(Stored records)
▼

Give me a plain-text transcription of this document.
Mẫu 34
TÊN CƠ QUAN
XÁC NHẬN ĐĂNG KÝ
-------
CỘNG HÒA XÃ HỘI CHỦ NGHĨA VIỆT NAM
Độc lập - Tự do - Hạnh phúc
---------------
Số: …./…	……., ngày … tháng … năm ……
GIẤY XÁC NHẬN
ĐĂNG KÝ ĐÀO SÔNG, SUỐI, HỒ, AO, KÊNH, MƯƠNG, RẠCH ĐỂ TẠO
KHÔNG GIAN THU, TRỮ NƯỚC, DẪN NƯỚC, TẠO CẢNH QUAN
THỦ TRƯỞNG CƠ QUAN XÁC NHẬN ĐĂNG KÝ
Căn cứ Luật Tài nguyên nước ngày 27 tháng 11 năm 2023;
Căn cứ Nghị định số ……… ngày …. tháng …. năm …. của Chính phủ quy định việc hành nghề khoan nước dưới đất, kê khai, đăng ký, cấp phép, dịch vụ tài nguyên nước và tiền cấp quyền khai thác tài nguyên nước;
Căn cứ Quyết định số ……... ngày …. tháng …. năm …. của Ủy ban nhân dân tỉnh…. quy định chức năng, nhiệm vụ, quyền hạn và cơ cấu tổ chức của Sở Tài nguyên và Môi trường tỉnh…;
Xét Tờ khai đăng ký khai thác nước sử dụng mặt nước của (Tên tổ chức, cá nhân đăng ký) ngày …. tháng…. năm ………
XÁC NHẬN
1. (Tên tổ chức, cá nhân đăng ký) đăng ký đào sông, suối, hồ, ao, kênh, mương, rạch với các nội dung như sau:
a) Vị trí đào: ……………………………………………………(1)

▲

→ Goal:
Copy each line of the listing that includes "định".

→ Result of this exercise:
Căn cứ Nghị định số ……… ngày …. tháng …. năm …. của Chính phủ quy định việc hành nghề khoan nước dưới đất, kê khai, đăng ký, cấp phép, dịch vụ tài nguyên nước và tiền cấp quyền khai thác tài nguyên nước;
Căn cứ Quyết định số ……... ngày …. tháng …. năm …. của Ủy ban nhân dân tỉnh…. quy định chức năng, nhiệm vụ, quyền hạn và cơ cấu tổ chức của Sở Tài nguyên và Môi trường tỉnh…;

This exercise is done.